Short task: All records below must be retyped exactly.

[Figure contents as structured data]
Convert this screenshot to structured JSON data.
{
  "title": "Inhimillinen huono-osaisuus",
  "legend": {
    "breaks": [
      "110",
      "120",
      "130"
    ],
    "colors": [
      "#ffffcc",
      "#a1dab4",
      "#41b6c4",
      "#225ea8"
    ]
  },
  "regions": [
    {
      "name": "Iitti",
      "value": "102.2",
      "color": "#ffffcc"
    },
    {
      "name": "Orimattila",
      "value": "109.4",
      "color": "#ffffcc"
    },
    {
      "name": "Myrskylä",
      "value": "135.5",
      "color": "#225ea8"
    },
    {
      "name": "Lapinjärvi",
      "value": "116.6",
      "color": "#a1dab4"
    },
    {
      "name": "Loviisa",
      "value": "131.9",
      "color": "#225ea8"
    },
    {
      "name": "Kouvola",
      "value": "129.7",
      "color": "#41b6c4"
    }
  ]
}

Answer for this exercise:
Convert this screenshot to structured JSON data.
{
  "title": "Inhimillinen huono-osaisuus",
  "legend": {
    "breaks": [
      "110",
      "120",
      "130"
    ],
    "colors": [
      "#ffffcc",
      "#a1dab4",
      "#41b6c4",
      "#225ea8"
    ]
  },
  "regions": [
    {
      "name": "Iitti",
      "value": "102.2",
      "color": "#ffffcc"
    },
    {
      "name": "Orimattila",
      "value": "109.4",
      "color": "#ffffcc"
    },
    {
      "name": "Myrskylä",
      "value": "135.5",
      "color": "#225ea8"
    },
    {
      "name": "Lapinjärvi",
      "value": "116.6",
      "color": "#a1dab4"
    },
    {
      "name": "Loviisa",
      "value": "131.9",
      "color": "#225ea8"
    },
    {
      "name": "Kouvola",
      "value": "129.7",
      "color": "#41b6c4"
    }
  ]
}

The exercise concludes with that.